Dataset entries
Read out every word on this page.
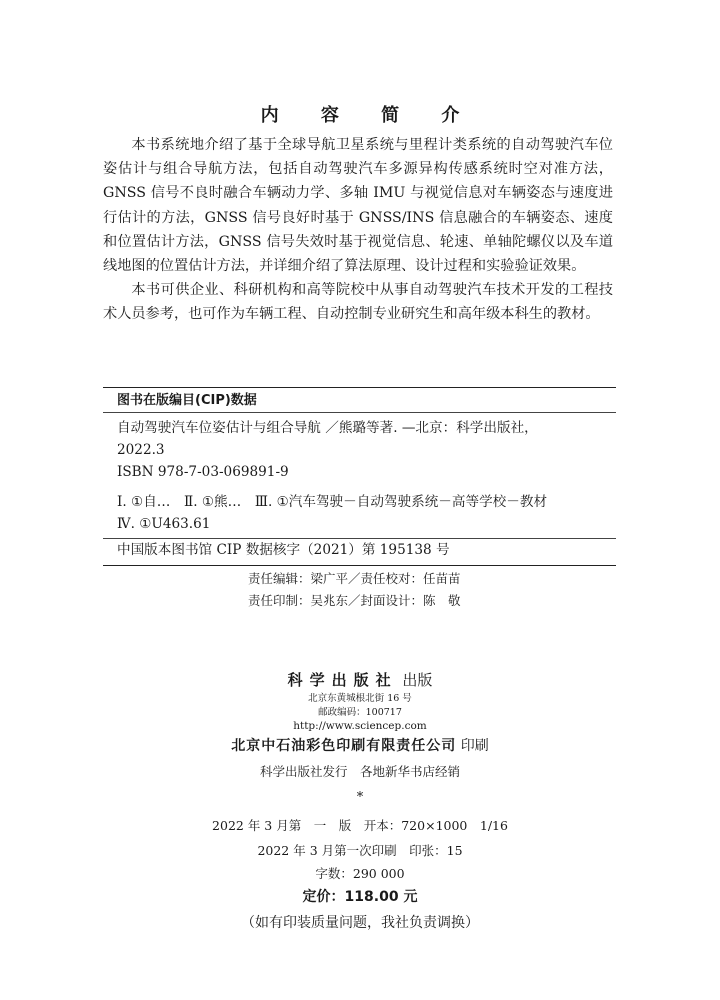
内 容 简 介

本书系统地介绍了基于全球导航卫星系统与里程计类系统的自动驾驶汽车位姿估计与组合导航方法，包括自动驾驶汽车多源异构传感系统时空对准方法，GNSS 信号不良时融合车辆动力学、多轴 IMU 与视觉信息对车辆姿态与速度进行估计的方法，GNSS 信号良好时基于 GNSS/INS 信息融合的车辆姿态、速度和位置估计方法，GNSS 信号失效时基于视觉信息、轮速、单轴陀螺仪以及车道线地图的位置估计方法，并详细介绍了算法原理、设计过程和实验验证效果。

本书可供企业、科研机构和高等院校中从事自动驾驶汽车技术开发的工程技术人员参考，也可作为车辆工程、自动控制专业研究生和高年级本科生的教材。

图书在版编目(CIP)数据
自动驾驶汽车位姿估计与组合导航 ／熊璐等著. —北京：科学出版社，
2022.3
ISBN 978-7-03-069891-9
Ⅰ. ①自…　Ⅱ. ①熊…　Ⅲ. ①汽车驾驶－自动驾驶系统－高等学校－教材
Ⅳ. ①U463.61
中国版本图书馆 CIP 数据核字（2021）第 195138 号
责任编辑：梁广平／责任校对：任苗苗
责任印制：吴兆东／封面设计：陈　敬
科学出版社 出版
北京东黄城根北街 16 号
邮政编码：100717
http://www.sciencep.com
北京中石油彩色印刷有限责任公司 印刷
科学出版社发行　各地新华书店经销
*
2022 年 3 月第　一　版　开本：720×1000　1/16
2022 年 3 月第一次印刷　印张：15
字数：290 000
定价：118.00 元
（如有印装质量问题，我社负责调换）
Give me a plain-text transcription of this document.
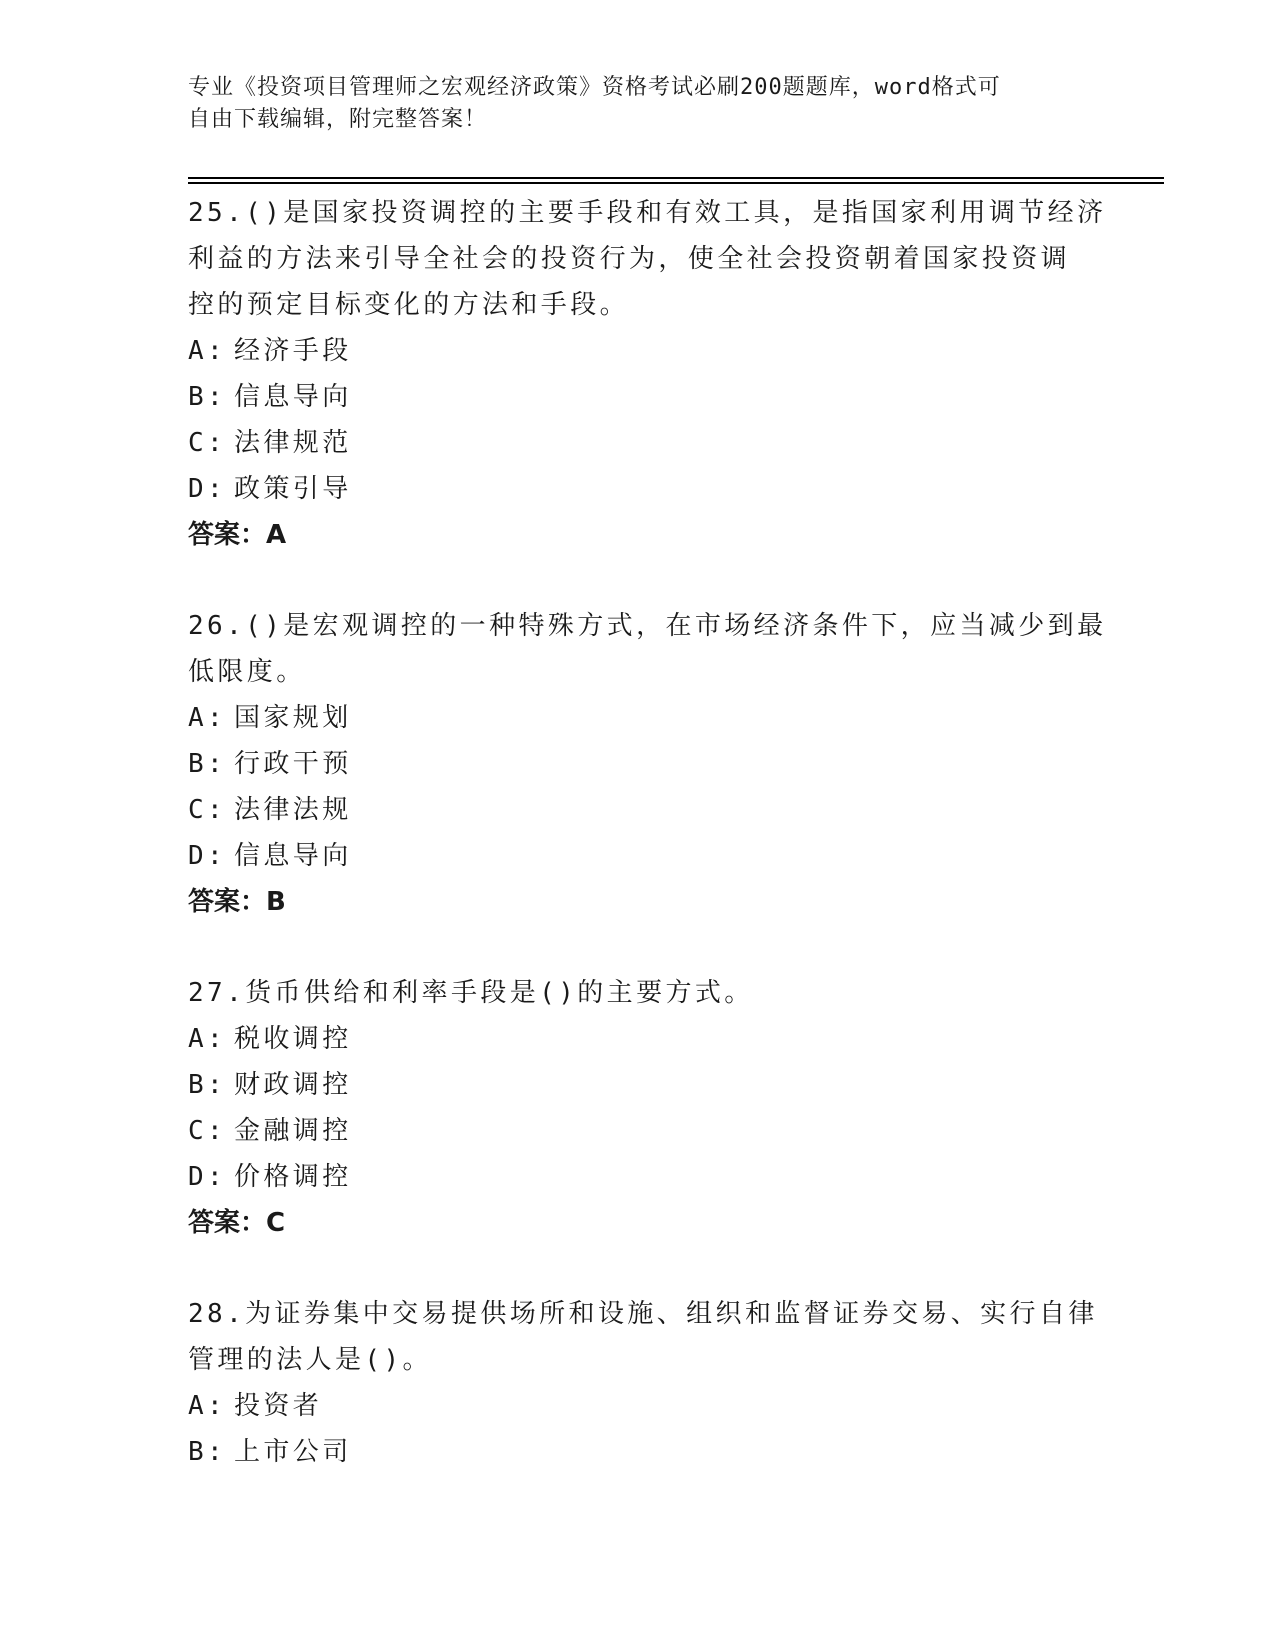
专业《投资项目管理师之宏观经济政策》资格考试必刷200题题库，word格式可
自由下载编辑，附完整答案！
25.()是国家投资调控的主要手段和有效工具，是指国家利用调节经济
利益的方法来引导全社会的投资行为，使全社会投资朝着国家投资调
控的预定目标变化的方法和手段。
A: 经济手段
B: 信息导向
C: 法律规范
D: 政策引导
答案：A
26.()是宏观调控的一种特殊方式，在市场经济条件下，应当减少到最
低限度。
A: 国家规划
B: 行政干预
C: 法律法规
D: 信息导向
答案：B
27.货币供给和利率手段是()的主要方式。
A: 税收调控
B: 财政调控
C: 金融调控
D: 价格调控
答案：C
28.为证券集中交易提供场所和设施、组织和监督证券交易、实行自律
管理的法人是()。
A: 投资者
B: 上市公司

◆ **Set problem**
Give again the lines from the line that contains "Give me a plain-text" through the last line of the material above, exactly and with both ends included. Omit the pictures.

◆ **Answer to the task**
Give me a plain-text transcription of this document.
专业《投资项目管理师之宏观经济政策》资格考试必刷200题题库，word格式可
自由下载编辑，附完整答案！
25.()是国家投资调控的主要手段和有效工具，是指国家利用调节经济
利益的方法来引导全社会的投资行为，使全社会投资朝着国家投资调
控的预定目标变化的方法和手段。
A: 经济手段
B: 信息导向
C: 法律规范
D: 政策引导
答案：A
26.()是宏观调控的一种特殊方式，在市场经济条件下，应当减少到最
低限度。
A: 国家规划
B: 行政干预
C: 法律法规
D: 信息导向
答案：B
27.货币供给和利率手段是()的主要方式。
A: 税收调控
B: 财政调控
C: 金融调控
D: 价格调控
答案：C
28.为证券集中交易提供场所和设施、组织和监督证券交易、实行自律
管理的法人是()。
A: 投资者
B: 上市公司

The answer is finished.